#### [Required task]
Could you output each line of the data that follows exactly?

#### [Data excerpts]
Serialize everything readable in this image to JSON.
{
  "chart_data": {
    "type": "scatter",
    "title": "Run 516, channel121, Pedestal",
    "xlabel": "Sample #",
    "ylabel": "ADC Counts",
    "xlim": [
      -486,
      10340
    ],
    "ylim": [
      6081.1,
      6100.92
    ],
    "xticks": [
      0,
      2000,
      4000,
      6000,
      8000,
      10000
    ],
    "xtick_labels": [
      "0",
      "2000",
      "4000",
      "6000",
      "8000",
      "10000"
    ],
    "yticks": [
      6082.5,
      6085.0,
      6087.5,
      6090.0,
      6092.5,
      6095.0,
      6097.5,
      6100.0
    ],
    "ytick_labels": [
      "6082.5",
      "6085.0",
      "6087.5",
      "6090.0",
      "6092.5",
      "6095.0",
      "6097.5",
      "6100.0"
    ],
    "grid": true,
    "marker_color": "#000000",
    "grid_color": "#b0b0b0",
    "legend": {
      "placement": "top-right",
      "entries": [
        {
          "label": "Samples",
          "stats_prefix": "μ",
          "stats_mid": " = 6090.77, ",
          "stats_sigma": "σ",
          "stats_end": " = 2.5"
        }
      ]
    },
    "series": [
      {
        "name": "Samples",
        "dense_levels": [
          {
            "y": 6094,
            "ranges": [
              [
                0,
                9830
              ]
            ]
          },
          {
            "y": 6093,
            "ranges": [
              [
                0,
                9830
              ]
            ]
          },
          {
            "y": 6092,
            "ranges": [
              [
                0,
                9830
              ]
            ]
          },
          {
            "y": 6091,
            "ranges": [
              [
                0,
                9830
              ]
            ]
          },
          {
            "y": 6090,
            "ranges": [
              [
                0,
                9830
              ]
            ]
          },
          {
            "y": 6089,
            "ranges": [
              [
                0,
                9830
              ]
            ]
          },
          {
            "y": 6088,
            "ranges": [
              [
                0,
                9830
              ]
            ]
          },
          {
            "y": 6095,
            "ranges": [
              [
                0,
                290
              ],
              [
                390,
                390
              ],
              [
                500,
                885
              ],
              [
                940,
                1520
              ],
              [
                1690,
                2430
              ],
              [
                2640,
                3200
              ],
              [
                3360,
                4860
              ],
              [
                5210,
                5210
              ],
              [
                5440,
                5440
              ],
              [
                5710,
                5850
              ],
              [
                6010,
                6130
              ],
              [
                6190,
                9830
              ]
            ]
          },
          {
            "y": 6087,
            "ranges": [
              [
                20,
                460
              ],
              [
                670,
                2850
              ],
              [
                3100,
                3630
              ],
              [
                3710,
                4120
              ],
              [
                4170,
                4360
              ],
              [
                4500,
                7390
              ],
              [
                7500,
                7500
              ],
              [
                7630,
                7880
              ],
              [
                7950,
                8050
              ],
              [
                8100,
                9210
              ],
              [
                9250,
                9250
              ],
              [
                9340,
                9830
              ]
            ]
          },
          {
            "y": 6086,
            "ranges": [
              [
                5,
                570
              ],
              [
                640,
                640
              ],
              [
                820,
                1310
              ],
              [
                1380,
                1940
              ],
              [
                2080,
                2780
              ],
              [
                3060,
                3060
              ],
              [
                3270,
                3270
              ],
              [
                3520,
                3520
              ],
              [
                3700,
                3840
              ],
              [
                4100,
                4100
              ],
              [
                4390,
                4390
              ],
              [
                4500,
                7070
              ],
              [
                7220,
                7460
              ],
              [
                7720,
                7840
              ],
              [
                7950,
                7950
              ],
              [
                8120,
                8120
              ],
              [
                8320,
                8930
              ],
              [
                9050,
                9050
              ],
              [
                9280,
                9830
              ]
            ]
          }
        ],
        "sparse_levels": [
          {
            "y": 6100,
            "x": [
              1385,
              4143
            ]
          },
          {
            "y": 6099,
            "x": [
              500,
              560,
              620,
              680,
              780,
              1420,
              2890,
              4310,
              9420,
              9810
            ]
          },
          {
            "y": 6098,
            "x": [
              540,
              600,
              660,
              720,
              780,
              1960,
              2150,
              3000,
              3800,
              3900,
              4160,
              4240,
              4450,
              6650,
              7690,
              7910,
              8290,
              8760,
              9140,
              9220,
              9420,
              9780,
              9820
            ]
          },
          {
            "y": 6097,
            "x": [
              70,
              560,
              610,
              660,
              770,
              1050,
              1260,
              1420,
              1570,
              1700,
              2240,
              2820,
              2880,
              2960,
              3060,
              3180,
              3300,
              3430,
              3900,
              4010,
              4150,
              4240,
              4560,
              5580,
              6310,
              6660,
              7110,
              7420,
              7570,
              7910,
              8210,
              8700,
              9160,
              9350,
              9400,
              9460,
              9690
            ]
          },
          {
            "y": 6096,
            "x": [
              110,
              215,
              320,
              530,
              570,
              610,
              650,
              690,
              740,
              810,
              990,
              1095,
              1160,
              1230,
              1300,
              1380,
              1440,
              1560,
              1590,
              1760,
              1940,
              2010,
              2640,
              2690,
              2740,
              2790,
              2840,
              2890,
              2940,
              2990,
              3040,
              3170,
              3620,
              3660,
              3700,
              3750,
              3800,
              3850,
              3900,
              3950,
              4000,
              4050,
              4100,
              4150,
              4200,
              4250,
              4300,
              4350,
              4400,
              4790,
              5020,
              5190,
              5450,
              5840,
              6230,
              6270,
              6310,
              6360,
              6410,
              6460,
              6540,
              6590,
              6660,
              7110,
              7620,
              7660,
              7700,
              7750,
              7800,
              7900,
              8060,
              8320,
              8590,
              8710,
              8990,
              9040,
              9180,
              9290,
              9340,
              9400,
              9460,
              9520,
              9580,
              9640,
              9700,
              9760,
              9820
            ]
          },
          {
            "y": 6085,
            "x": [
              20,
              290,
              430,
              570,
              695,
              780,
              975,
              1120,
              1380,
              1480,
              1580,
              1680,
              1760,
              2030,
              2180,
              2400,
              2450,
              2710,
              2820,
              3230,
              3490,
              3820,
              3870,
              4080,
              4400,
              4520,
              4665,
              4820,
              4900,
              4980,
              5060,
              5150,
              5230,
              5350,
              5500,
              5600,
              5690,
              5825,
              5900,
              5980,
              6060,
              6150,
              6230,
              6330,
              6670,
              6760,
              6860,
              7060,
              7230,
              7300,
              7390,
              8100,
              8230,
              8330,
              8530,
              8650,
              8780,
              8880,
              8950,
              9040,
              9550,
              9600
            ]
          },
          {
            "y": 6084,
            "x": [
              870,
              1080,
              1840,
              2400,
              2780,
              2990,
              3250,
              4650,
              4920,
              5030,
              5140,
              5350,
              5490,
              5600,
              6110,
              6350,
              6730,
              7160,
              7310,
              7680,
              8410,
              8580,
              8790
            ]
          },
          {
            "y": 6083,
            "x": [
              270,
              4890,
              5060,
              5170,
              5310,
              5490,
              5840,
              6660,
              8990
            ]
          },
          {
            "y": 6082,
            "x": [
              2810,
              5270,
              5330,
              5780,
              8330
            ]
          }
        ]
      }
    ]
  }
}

#### [Written answer]
Serialize everything readable in this image to JSON.
{
  "chart_data": {
    "type": "scatter",
    "title": "Run 516, channel121, Pedestal",
    "xlabel": "Sample #",
    "ylabel": "ADC Counts",
    "xlim": [
      -486,
      10340
    ],
    "ylim": [
      6081.1,
      6100.92
    ],
    "xticks": [
      0,
      2000,
      4000,
      6000,
      8000,
      10000
    ],
    "xtick_labels": [
      "0",
      "2000",
      "4000",
      "6000",
      "8000",
      "10000"
    ],
    "yticks": [
      6082.5,
      6085.0,
      6087.5,
      6090.0,
      6092.5,
      6095.0,
      6097.5,
      6100.0
    ],
    "ytick_labels": [
      "6082.5",
      "6085.0",
      "6087.5",
      "6090.0",
      "6092.5",
      "6095.0",
      "6097.5",
      "6100.0"
    ],
    "grid": true,
    "marker_color": "#000000",
    "grid_color": "#b0b0b0",
    "legend": {
      "placement": "top-right",
      "entries": [
        {
          "label": "Samples",
          "stats_prefix": "μ",
          "stats_mid": " = 6090.77, ",
          "stats_sigma": "σ",
          "stats_end": " = 2.5"
        }
      ]
    },
    "series": [
      {
        "name": "Samples",
        "dense_levels": [
          {
            "y": 6094,
            "ranges": [
              [
                0,
                9830
              ]
            ]
          },
          {
            "y": 6093,
            "ranges": [
              [
                0,
                9830
              ]
            ]
          },
          {
            "y": 6092,
            "ranges": [
              [
                0,
                9830
              ]
            ]
          },
          {
            "y": 6091,
            "ranges": [
              [
                0,
                9830
              ]
            ]
          },
          {
            "y": 6090,
            "ranges": [
              [
                0,
                9830
              ]
            ]
          },
          {
            "y": 6089,
            "ranges": [
              [
                0,
                9830
              ]
            ]
          },
          {
            "y": 6088,
            "ranges": [
              [
                0,
                9830
              ]
            ]
          },
          {
            "y": 6095,
            "ranges": [
              [
                0,
                290
              ],
              [
                390,
                390
              ],
              [
                500,
                885
              ],
              [
                940,
                1520
              ],
              [
                1690,
                2430
              ],
              [
                2640,
                3200
              ],
              [
                3360,
                4860
              ],
              [
                5210,
                5210
              ],
              [
                5440,
                5440
              ],
              [
                5710,
                5850
              ],
              [
                6010,
                6130
              ],
              [
                6190,
                9830
              ]
            ]
          },
          {
            "y": 6087,
            "ranges": [
              [
                20,
                460
              ],
              [
                670,
                2850
              ],
              [
                3100,
                3630
              ],
              [
                3710,
                4120
              ],
              [
                4170,
                4360
              ],
              [
                4500,
                7390
              ],
              [
                7500,
                7500
              ],
              [
                7630,
                7880
              ],
              [
                7950,
                8050
              ],
              [
                8100,
                9210
              ],
              [
                9250,
                9250
              ],
              [
                9340,
                9830
              ]
            ]
          },
          {
            "y": 6086,
            "ranges": [
              [
                5,
                570
              ],
              [
                640,
                640
              ],
              [
                820,
                1310
              ],
              [
                1380,
                1940
              ],
              [
                2080,
                2780
              ],
              [
                3060,
                3060
              ],
              [
                3270,
                3270
              ],
              [
                3520,
                3520
              ],
              [
                3700,
                3840
              ],
              [
                4100,
                4100
              ],
              [
                4390,
                4390
              ],
              [
                4500,
                7070
              ],
              [
                7220,
                7460
              ],
              [
                7720,
                7840
              ],
              [
                7950,
                7950
              ],
              [
                8120,
                8120
              ],
              [
                8320,
                8930
              ],
              [
                9050,
                9050
              ],
              [
                9280,
                9830
              ]
            ]
          }
        ],
        "sparse_levels": [
          {
            "y": 6100,
            "x": [
              1385,
              4143
            ]
          },
          {
            "y": 6099,
            "x": [
              500,
              560,
              620,
              680,
              780,
              1420,
              2890,
              4310,
              9420,
              9810
            ]
          },
          {
            "y": 6098,
            "x": [
              540,
              600,
              660,
              720,
              780,
              1960,
              2150,
              3000,
              3800,
              3900,
              4160,
              4240,
              4450,
              6650,
              7690,
              7910,
              8290,
              8760,
              9140,
              9220,
              9420,
              9780,
              9820
            ]
          },
          {
            "y": 6097,
            "x": [
              70,
              560,
              610,
              660,
              770,
              1050,
              1260,
              1420,
              1570,
              1700,
              2240,
              2820,
              2880,
              2960,
              3060,
              3180,
              3300,
              3430,
              3900,
              4010,
              4150,
              4240,
              4560,
              5580,
              6310,
              6660,
              7110,
              7420,
              7570,
              7910,
              8210,
              8700,
              9160,
              9350,
              9400,
              9460,
              9690
            ]
          },
          {
            "y": 6096,
            "x": [
              110,
              215,
              320,
              530,
              570,
              610,
              650,
              690,
              740,
              810,
              990,
              1095,
              1160,
              1230,
              1300,
              1380,
              1440,
              1560,
              1590,
              1760,
              1940,
              2010,
              2640,
              2690,
              2740,
              2790,
              2840,
              2890,
              2940,
              2990,
              3040,
              3170,
              3620,
              3660,
              3700,
              3750,
              3800,
              3850,
              3900,
              3950,
              4000,
              4050,
              4100,
              4150,
              4200,
              4250,
              4300,
              4350,
              4400,
              4790,
              5020,
              5190,
              5450,
              5840,
              6230,
              6270,
              6310,
              6360,
              6410,
              6460,
              6540,
              6590,
              6660,
              7110,
              7620,
              7660,
              7700,
              7750,
              7800,
              7900,
              8060,
              8320,
              8590,
              8710,
              8990,
              9040,
              9180,
              9290,
              9340,
              9400,
              9460,
              9520,
              9580,
              9640,
              9700,
              9760,
              9820
            ]
          },
          {
            "y": 6085,
            "x": [
              20,
              290,
              430,
              570,
              695,
              780,
              975,
              1120,
              1380,
              1480,
              1580,
              1680,
              1760,
              2030,
              2180,
              2400,
              2450,
              2710,
              2820,
              3230,
              3490,
              3820,
              3870,
              4080,
              4400,
              4520,
              4665,
              4820,
              4900,
              4980,
              5060,
              5150,
              5230,
              5350,
              5500,
              5600,
              5690,
              5825,
              5900,
              5980,
              6060,
              6150,
              6230,
              6330,
              6670,
              6760,
              6860,
              7060,
              7230,
              7300,
              7390,
              8100,
              8230,
              8330,
              8530,
              8650,
              8780,
              8880,
              8950,
              9040,
              9550,
              9600
            ]
          },
          {
            "y": 6084,
            "x": [
              870,
              1080,
              1840,
              2400,
              2780,
              2990,
              3250,
              4650,
              4920,
              5030,
              5140,
              5350,
              5490,
              5600,
              6110,
              6350,
              6730,
              7160,
              7310,
              7680,
              8410,
              8580,
              8790
            ]
          },
          {
            "y": 6083,
            "x": [
              270,
              4890,
              5060,
              5170,
              5310,
              5490,
              5840,
              6660,
              8990
            ]
          },
          {
            "y": 6082,
            "x": [
              2810,
              5270,
              5330,
              5780,
              8330
            ]
          }
        ]
      }
    ]
  }
}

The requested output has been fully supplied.